Mais Staal doit donner bien plus qu’il ne donne jusqu’ici au Canadien. Et pas seulement aux cercles des mises en jeu. Vrai qu’il est maintenant un joueur de soutien. Mais un joueur de soutien doit soutenir. Et Staal ne soutient rien de rien en ce moment. Je veux bien croire qu’il est rendu lent, mais il a dû être un brin ou deux gêné lorsque Cole Caufield est passé à côté de lui comme s’il était arrêté sur un repli défensif.

 

En passant, ce repli a permis à Caufield d’offrir un autre signe à l’état-major qu’il mérite d’amorcer les séries, car en plus d’être menaçant à l’attaque, il est conscient de ce qu’il doit faire en défense.

 

De retour à Montréal pour y disputer ses deux derniers matchs de la saison régulière, il sera intéressant de voir comme l’état-major abordera le doublé face aux Oilers.

 

Ira-t-il le tout pour le tout afin de mousser ses chances de victoires aux dépens de la bande à Connor McDavid pour faire d’une pierre deux coups : se hisser au troisième rang et semer le doute dans l’esprit des Oilers?

 

Ira-t-il plutôt avec la prudence pour donner plus de temps aux blessés de retrouver la forme et couper le temps d’utilisation des joueurs les plus en vue afin de leur donner la chance de prendre un peu de souffle avant les séries.

 

On le saura bien assez vite...

 

Entre les lignes

 

-      Note positive dans la défaite de samedi, les spécialistes du désavantage numérique ont blanchi les Leafs en trois occasions en dépit l’absence de Phillip Danault...

 

-      Le Canadien a d’ailleurs été parfait en 16 occasions à ses six derniers matchs, dont trois face aux Leafs (10 en 10)...

 

-      Nick Suzuki a marqué son 13e but en 54 matchs égalant du coup sa production de l’an dernier en 71 rencontres. Suzuki a besoin de deux mentions d’aide pour égaler sa récolte de passes obtenues dans le cadre de sa saison à titre de recrue...

·····

▸ **Consignes à suivre**:
Répondez aux questions suivantes en vous appuyant sur la chronique consacrée au Canadien :
1. Quel joueur est passé à côté de Staal « comme s'il était arrêté » lors d'un repli défensif ?
2. Contre quelle équipe le Canadien disputera-t-il ses deux derniers matchs de la saison régulière ?
3. Combien de buts Nick Suzuki a-t-il marqués, et en combien de matchs ?
Le matériel n'intervient en rien dans cet exercice.

▸ **Extrait de données**:
·····

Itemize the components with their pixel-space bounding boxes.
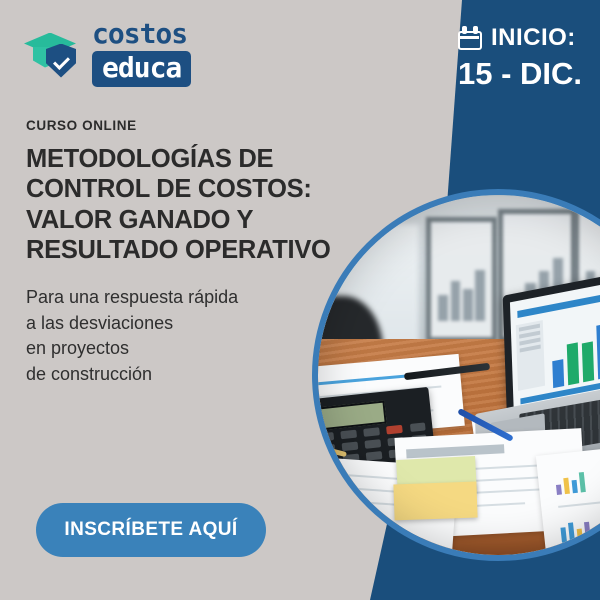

·····

▸ **Résultat de l'exercice**:
1. Cole Caufield.
2. Les Oilers.
3. Il a marqué 13 buts en 54 matchs.